* Problem details: From the listing that follows, extract every line and set it down unaltered.

* Supplied records:

★ ★ ★ ★ ★ ★ ★

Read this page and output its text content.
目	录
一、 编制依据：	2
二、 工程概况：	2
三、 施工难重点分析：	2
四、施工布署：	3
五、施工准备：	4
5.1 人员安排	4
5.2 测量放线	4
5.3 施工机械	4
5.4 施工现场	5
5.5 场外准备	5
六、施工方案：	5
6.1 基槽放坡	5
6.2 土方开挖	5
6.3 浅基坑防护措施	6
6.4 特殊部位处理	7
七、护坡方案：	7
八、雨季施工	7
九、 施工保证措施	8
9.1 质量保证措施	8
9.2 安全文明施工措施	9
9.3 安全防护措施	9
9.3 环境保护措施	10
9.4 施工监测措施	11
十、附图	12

★ ★ ★ ★ ★ ★ ★

* Answer to this problem:
Read this page and output its text content.
目	录
一、 编制依据：	2
二、 工程概况：	2
三、 施工难重点分析：	2
四、施工布署：	3
五、施工准备：	4
5.1 人员安排	4
5.2 测量放线	4
5.3 施工机械	4
5.4 施工现场	5
5.5 场外准备	5
六、施工方案：	5
6.1 基槽放坡	5
6.2 土方开挖	5
6.3 浅基坑防护措施	6
6.4 特殊部位处理	7
七、护坡方案：	7
八、雨季施工	7
九、 施工保证措施	8
9.1 质量保证措施	8
9.2 安全文明施工措施	9
9.3 安全防护措施	9
9.3 环境保护措施	10
9.4 施工监测措施	11
十、附图	12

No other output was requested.